What is expected: Extract each line of the data below exactly as written.

Stored rows:
------------------------------------
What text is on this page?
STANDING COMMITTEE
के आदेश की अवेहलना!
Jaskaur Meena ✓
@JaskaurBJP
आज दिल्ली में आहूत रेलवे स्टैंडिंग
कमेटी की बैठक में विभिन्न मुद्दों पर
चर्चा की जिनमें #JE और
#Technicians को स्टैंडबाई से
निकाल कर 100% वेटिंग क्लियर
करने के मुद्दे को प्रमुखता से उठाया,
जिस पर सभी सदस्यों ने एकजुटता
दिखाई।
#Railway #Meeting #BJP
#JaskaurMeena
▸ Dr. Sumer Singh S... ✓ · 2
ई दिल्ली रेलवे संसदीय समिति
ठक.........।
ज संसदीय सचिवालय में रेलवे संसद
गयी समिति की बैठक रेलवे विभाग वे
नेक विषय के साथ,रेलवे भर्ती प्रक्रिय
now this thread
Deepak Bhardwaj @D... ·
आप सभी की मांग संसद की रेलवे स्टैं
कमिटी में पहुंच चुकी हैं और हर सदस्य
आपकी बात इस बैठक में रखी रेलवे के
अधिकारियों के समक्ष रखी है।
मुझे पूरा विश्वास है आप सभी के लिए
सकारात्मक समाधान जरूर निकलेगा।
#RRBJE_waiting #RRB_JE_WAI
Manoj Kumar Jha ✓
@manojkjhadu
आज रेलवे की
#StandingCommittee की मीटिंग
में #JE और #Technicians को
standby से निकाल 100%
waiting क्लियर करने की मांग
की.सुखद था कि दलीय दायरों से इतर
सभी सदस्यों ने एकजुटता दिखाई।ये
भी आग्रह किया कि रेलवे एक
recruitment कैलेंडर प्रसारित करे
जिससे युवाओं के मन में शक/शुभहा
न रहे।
------------------------------------
Complete response:
What text is on this page?
STANDING COMMITTEE
के आदेश की अवेहलना!
Jaskaur Meena ✓
@JaskaurBJP
आज दिल्ली में आहूत रेलवे स्टैंडिंग
कमेटी की बैठक में विभिन्न मुद्दों पर
चर्चा की जिनमें #JE और
#Technicians को स्टैंडबाई से
निकाल कर 100% वेटिंग क्लियर
करने के मुद्दे को प्रमुखता से उठाया,
जिस पर सभी सदस्यों ने एकजुटता
दिखाई।
#Railway #Meeting #BJP
#JaskaurMeena
▸ Dr. Sumer Singh S... ✓ · 2
ई दिल्ली रेलवे संसदीय समिति
ठक.........।
ज संसदीय सचिवालय में रेलवे संसद
गयी समिति की बैठक रेलवे विभाग वे
नेक विषय के साथ,रेलवे भर्ती प्रक्रिय
now this thread
Deepak Bhardwaj @D... ·
आप सभी की मांग संसद की रेलवे स्टैं
कमिटी में पहुंच चुकी हैं और हर सदस्य
आपकी बात इस बैठक में रखी रेलवे के
अधिकारियों के समक्ष रखी है।
मुझे पूरा विश्वास है आप सभी के लिए
सकारात्मक समाधान जरूर निकलेगा।
#RRBJE_waiting #RRB_JE_WAI
Manoj Kumar Jha ✓
@manojkjhadu
आज रेलवे की
#StandingCommittee की मीटिंग
में #JE और #Technicians को
standby से निकाल 100%
waiting क्लियर करने की मांग
की.सुखद था कि दलीय दायरों से इतर
सभी सदस्यों ने एकजुटता दिखाई।ये
भी आग्रह किया कि रेलवे एक
recruitment कैलेंडर प्रसारित करे
जिससे युवाओं के मन में शक/शुभहा
न रहे।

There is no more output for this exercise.